>> Start
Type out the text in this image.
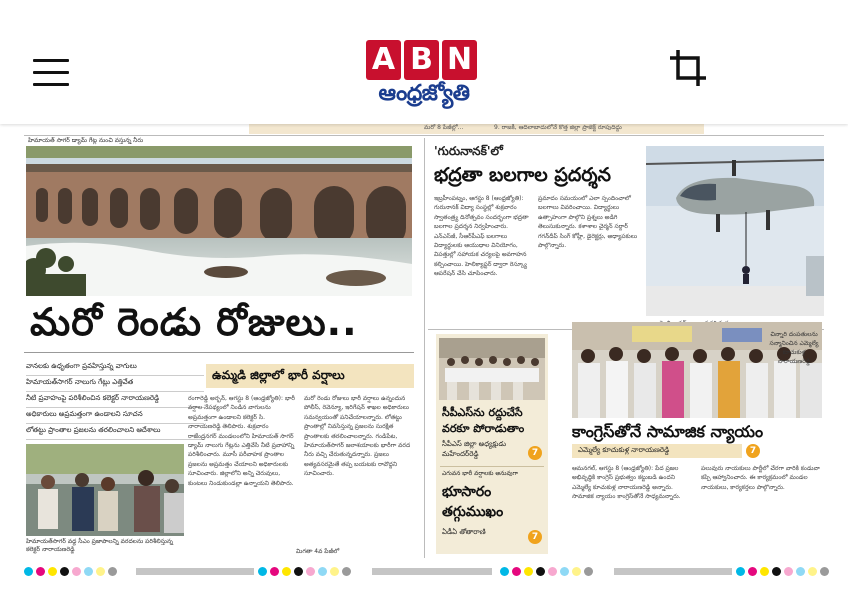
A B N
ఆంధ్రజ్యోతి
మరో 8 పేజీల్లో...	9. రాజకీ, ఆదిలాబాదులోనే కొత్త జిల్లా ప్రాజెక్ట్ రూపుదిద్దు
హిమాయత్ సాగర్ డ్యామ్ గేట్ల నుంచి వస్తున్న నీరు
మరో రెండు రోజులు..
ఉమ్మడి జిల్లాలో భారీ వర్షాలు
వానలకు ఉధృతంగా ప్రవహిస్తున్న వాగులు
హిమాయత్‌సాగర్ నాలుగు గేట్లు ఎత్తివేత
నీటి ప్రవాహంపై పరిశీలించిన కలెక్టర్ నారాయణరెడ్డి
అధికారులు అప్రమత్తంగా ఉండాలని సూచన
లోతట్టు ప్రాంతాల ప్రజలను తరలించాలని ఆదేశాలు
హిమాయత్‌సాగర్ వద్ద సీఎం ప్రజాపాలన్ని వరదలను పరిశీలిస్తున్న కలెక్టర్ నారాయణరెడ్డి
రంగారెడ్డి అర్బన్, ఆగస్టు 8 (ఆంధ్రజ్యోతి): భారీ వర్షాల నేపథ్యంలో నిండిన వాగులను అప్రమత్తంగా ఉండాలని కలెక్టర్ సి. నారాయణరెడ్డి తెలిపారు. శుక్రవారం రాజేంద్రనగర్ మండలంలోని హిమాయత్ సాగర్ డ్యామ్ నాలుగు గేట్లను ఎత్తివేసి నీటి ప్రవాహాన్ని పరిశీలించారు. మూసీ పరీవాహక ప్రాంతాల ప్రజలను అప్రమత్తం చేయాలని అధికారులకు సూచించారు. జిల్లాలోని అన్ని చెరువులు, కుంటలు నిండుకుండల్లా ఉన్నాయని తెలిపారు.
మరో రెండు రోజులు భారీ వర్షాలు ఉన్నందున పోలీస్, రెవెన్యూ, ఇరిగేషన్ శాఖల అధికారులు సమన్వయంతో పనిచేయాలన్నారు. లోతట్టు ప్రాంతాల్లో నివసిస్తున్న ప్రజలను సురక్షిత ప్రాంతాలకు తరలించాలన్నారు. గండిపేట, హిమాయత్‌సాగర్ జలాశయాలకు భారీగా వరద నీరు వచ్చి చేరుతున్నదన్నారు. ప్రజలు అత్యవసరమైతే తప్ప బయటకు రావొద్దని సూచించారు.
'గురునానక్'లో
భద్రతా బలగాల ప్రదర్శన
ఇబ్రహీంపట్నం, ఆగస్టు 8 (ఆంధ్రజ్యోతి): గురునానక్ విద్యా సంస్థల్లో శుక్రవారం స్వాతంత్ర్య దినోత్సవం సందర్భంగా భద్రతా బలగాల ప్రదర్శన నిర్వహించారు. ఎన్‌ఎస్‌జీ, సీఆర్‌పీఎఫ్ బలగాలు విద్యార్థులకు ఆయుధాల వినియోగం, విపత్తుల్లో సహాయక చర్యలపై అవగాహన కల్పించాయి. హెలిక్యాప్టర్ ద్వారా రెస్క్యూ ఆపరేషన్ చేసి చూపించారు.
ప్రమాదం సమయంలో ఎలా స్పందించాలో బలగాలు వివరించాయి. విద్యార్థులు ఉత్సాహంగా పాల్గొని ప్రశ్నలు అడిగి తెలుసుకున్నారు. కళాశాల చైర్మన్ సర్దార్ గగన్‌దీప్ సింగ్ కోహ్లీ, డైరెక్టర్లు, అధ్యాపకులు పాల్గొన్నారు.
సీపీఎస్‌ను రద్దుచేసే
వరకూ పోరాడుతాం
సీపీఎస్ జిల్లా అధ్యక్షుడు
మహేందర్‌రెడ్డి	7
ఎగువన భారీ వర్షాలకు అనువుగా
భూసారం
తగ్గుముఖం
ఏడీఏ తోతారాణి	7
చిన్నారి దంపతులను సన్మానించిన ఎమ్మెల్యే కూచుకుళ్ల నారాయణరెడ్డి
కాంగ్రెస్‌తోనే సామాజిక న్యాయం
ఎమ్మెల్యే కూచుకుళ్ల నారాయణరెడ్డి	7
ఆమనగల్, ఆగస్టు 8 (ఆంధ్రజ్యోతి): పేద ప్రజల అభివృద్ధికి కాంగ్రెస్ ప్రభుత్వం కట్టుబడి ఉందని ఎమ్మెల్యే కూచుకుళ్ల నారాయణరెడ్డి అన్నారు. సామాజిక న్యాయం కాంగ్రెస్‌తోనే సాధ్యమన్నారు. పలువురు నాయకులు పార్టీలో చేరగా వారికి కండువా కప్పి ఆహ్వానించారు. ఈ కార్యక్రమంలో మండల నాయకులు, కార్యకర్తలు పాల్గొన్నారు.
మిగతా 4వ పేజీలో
>> End
Your task is to set down the records shown above exactly, minus any pictures.

**EXERCISE RESULT:**
Type out the text in this image.
A B N
ఆంధ్రజ్యోతి
మరో 8 పేజీల్లో...	9. రాజకీ, ఆదిలాబాదులోనే కొత్త జిల్లా ప్రాజెక్ట్ రూపుదిద్దు
హిమాయత్ సాగర్ డ్యామ్ గేట్ల నుంచి వస్తున్న నీరు
మరో రెండు రోజులు..
ఉమ్మడి జిల్లాలో భారీ వర్షాలు
వానలకు ఉధృతంగా ప్రవహిస్తున్న వాగులు
హిమాయత్‌సాగర్ నాలుగు గేట్లు ఎత్తివేత
నీటి ప్రవాహంపై పరిశీలించిన కలెక్టర్ నారాయణరెడ్డి
అధికారులు అప్రమత్తంగా ఉండాలని సూచన
లోతట్టు ప్రాంతాల ప్రజలను తరలించాలని ఆదేశాలు
హిమాయత్‌సాగర్ వద్ద సీఎం ప్రజాపాలన్ని వరదలను పరిశీలిస్తున్న కలెక్టర్ నారాయణరెడ్డి
రంగారెడ్డి అర్బన్, ఆగస్టు 8 (ఆంధ్రజ్యోతి): భారీ వర్షాల నేపథ్యంలో నిండిన వాగులను అప్రమత్తంగా ఉండాలని కలెక్టర్ సి. నారాయణరెడ్డి తెలిపారు. శుక్రవారం రాజేంద్రనగర్ మండలంలోని హిమాయత్ సాగర్ డ్యామ్ నాలుగు గేట్లను ఎత్తివేసి నీటి ప్రవాహాన్ని పరిశీలించారు. మూసీ పరీవాహక ప్రాంతాల ప్రజలను అప్రమత్తం చేయాలని అధికారులకు సూచించారు. జిల్లాలోని అన్ని చెరువులు, కుంటలు నిండుకుండల్లా ఉన్నాయని తెలిపారు.
మరో రెండు రోజులు భారీ వర్షాలు ఉన్నందున పోలీస్, రెవెన్యూ, ఇరిగేషన్ శాఖల అధికారులు సమన్వయంతో పనిచేయాలన్నారు. లోతట్టు ప్రాంతాల్లో నివసిస్తున్న ప్రజలను సురక్షిత ప్రాంతాలకు తరలించాలన్నారు. గండిపేట, హిమాయత్‌సాగర్ జలాశయాలకు భారీగా వరద నీరు వచ్చి చేరుతున్నదన్నారు. ప్రజలు అత్యవసరమైతే తప్ప బయటకు రావొద్దని సూచించారు.
'గురునానక్'లో
భద్రతా బలగాల ప్రదర్శన
ఇబ్రహీంపట్నం, ఆగస్టు 8 (ఆంధ్రజ్యోతి): గురునానక్ విద్యా సంస్థల్లో శుక్రవారం స్వాతంత్ర్య దినోత్సవం సందర్భంగా భద్రతా బలగాల ప్రదర్శన నిర్వహించారు. ఎన్‌ఎస్‌జీ, సీఆర్‌పీఎఫ్ బలగాలు విద్యార్థులకు ఆయుధాల వినియోగం, విపత్తుల్లో సహాయక చర్యలపై అవగాహన కల్పించాయి. హెలిక్యాప్టర్ ద్వారా రెస్క్యూ ఆపరేషన్ చేసి చూపించారు.
ప్రమాదం సమయంలో ఎలా స్పందించాలో బలగాలు వివరించాయి. విద్యార్థులు ఉత్సాహంగా పాల్గొని ప్రశ్నలు అడిగి తెలుసుకున్నారు. కళాశాల చైర్మన్ సర్దార్ గగన్‌దీప్ సింగ్ కోహ్లీ, డైరెక్టర్లు, అధ్యాపకులు పాల్గొన్నారు.
సీపీఎస్‌ను రద్దుచేసే
వరకూ పోరాడుతాం
సీపీఎస్ జిల్లా అధ్యక్షుడు
మహేందర్‌రెడ్డి	7
ఎగువన భారీ వర్షాలకు అనువుగా
భూసారం
తగ్గుముఖం
ఏడీఏ తోతారాణి	7
చిన్నారి దంపతులను సన్మానించిన ఎమ్మెల్యే కూచుకుళ్ల నారాయణరెడ్డి
కాంగ్రెస్‌తోనే సామాజిక న్యాయం
ఎమ్మెల్యే కూచుకుళ్ల నారాయణరెడ్డి	7
ఆమనగల్, ఆగస్టు 8 (ఆంధ్రజ్యోతి): పేద ప్రజల అభివృద్ధికి కాంగ్రెస్ ప్రభుత్వం కట్టుబడి ఉందని ఎమ్మెల్యే కూచుకుళ్ల నారాయణరెడ్డి అన్నారు. సామాజిక న్యాయం కాంగ్రెస్‌తోనే సాధ్యమన్నారు. పలువురు నాయకులు పార్టీలో చేరగా వారికి కండువా కప్పి ఆహ్వానించారు. ఈ కార్యక్రమంలో మండల నాయకులు, కార్యకర్తలు పాల్గొన్నారు.
మిగతా 4వ పేజీలో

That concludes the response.